**Information supplied**

━━━━━━━━━━

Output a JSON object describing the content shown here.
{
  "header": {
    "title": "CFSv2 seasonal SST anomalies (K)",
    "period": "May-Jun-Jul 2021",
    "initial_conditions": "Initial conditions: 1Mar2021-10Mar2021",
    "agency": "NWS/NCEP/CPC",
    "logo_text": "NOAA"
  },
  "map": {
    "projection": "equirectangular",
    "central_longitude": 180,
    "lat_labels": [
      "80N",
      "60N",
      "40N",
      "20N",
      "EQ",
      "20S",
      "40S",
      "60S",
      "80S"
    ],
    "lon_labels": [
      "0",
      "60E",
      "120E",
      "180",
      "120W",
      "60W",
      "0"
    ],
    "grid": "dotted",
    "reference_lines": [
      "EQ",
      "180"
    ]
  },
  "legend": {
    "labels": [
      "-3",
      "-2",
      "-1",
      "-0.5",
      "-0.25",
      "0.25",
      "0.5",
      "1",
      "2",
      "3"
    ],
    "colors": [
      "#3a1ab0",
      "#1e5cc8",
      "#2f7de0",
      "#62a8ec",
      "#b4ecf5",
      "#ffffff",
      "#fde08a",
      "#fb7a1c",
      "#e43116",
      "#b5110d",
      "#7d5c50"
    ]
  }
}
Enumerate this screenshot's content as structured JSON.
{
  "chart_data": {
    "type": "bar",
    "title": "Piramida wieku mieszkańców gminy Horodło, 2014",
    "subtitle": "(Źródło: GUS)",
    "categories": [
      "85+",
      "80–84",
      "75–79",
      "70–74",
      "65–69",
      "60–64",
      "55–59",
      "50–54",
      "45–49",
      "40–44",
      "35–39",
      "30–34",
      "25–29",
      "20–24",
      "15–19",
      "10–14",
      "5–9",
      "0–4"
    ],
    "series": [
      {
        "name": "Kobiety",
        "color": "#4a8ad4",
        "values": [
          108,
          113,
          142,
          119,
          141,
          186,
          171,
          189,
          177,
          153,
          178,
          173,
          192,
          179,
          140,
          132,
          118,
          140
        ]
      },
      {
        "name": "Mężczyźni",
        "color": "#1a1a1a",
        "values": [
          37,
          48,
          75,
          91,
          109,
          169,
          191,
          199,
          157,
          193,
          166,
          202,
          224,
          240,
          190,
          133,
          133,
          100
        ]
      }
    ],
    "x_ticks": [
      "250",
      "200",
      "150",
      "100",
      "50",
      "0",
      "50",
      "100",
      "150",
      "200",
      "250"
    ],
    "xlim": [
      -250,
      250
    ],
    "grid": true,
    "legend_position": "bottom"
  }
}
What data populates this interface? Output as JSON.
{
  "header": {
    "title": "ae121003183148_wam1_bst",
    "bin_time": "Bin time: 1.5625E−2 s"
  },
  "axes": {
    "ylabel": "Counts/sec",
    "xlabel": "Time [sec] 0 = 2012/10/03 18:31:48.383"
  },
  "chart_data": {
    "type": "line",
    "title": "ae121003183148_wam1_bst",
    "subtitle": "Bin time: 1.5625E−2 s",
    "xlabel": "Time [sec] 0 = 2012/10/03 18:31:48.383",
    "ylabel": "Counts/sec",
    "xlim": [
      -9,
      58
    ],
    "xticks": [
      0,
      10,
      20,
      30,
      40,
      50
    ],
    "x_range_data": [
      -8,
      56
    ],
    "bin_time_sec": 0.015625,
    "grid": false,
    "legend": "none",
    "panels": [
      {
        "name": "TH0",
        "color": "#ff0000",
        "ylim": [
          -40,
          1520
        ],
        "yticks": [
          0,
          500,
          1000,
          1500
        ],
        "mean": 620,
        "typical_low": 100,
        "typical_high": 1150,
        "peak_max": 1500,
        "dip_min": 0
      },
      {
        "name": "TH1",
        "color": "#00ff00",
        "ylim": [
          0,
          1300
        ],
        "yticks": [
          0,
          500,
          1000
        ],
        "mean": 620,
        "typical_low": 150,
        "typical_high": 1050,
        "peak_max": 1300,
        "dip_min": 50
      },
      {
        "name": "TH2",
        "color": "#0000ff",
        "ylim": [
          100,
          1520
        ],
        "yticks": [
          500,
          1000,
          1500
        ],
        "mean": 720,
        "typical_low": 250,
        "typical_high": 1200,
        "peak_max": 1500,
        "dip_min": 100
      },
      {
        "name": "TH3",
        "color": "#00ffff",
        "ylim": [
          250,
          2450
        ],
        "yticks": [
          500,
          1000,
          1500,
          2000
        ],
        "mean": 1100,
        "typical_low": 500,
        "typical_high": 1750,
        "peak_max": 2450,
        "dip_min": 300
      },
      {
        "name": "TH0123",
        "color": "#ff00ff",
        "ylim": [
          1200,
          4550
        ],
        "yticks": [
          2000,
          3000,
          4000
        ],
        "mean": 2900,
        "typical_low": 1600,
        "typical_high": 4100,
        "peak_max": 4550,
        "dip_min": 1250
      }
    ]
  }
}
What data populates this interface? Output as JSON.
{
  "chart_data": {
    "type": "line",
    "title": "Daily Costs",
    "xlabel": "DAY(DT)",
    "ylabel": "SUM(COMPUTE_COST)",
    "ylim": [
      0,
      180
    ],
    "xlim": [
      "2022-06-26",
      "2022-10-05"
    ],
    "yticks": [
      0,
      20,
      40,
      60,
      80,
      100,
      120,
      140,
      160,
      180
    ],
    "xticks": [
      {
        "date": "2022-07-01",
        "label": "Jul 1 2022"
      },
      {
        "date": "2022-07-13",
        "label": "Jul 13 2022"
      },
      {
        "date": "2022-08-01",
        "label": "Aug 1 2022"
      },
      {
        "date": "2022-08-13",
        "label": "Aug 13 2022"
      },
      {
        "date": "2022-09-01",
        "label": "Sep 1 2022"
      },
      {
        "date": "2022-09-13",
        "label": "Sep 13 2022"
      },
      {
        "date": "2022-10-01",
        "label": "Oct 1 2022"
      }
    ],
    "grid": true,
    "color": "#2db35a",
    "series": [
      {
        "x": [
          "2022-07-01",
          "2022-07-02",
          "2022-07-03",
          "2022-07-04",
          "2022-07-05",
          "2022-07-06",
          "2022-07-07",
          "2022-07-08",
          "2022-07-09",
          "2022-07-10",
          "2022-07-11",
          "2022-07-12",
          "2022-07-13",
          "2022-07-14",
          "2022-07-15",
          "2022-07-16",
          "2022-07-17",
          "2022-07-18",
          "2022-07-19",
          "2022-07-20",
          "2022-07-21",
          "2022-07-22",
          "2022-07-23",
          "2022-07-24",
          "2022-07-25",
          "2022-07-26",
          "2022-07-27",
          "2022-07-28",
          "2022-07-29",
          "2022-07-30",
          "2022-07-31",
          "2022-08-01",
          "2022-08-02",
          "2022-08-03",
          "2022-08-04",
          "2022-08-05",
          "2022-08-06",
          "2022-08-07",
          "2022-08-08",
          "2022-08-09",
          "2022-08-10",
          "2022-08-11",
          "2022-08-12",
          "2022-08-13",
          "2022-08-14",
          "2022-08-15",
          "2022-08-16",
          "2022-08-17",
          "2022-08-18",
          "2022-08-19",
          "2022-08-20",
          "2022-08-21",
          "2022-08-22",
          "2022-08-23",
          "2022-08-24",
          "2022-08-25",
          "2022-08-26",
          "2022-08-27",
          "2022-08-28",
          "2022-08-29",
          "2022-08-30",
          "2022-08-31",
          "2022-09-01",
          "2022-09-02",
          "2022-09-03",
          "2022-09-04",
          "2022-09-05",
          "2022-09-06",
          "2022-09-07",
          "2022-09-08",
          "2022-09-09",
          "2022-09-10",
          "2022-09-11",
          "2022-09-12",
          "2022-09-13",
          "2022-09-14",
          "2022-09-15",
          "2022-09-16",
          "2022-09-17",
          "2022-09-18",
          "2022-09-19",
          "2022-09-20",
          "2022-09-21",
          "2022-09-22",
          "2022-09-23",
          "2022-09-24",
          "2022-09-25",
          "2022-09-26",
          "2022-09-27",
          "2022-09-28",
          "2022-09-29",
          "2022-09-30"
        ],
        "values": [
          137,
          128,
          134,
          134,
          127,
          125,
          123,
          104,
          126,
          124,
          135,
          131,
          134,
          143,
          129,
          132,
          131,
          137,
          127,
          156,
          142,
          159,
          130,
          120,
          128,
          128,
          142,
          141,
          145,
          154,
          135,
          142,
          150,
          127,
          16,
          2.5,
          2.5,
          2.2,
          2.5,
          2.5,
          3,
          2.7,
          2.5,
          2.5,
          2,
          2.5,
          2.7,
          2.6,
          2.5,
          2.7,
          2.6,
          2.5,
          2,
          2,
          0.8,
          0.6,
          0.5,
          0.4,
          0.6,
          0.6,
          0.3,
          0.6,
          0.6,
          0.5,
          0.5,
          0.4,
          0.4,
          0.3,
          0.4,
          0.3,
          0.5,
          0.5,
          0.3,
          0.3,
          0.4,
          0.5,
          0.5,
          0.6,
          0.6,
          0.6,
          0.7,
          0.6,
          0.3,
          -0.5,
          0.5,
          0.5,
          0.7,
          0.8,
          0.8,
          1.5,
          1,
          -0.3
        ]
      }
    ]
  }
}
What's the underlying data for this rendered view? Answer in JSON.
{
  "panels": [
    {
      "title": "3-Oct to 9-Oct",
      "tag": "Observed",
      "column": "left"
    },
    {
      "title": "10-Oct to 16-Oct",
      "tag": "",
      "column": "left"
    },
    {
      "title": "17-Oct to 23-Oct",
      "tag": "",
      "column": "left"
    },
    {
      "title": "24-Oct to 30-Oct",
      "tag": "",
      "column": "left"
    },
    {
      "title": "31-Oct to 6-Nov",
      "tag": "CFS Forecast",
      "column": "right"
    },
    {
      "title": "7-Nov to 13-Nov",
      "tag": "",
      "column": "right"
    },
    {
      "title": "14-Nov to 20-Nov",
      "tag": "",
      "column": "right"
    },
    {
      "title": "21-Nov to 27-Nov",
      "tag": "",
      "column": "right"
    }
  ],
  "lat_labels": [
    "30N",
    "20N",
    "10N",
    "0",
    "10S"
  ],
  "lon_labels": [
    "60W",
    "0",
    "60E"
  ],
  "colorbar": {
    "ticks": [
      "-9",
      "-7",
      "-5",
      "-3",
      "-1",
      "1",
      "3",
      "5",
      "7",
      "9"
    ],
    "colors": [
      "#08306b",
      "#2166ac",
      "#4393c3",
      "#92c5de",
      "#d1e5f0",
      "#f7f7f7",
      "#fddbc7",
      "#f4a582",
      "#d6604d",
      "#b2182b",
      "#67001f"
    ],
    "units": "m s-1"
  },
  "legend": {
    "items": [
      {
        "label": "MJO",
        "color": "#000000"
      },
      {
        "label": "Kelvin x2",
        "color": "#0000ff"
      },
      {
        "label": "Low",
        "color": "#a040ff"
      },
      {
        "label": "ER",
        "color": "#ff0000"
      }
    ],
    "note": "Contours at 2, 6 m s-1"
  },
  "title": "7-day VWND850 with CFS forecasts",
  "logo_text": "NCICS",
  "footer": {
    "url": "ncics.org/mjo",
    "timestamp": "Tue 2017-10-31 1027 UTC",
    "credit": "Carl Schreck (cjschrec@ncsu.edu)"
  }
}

━━━━━━━━━━

**What needs to be done**
Copy each line of the preceding data that contains the string "content".

**Solution below**
Output a JSON object describing the content shown here.
Enumerate this screenshot's content as structured JSON.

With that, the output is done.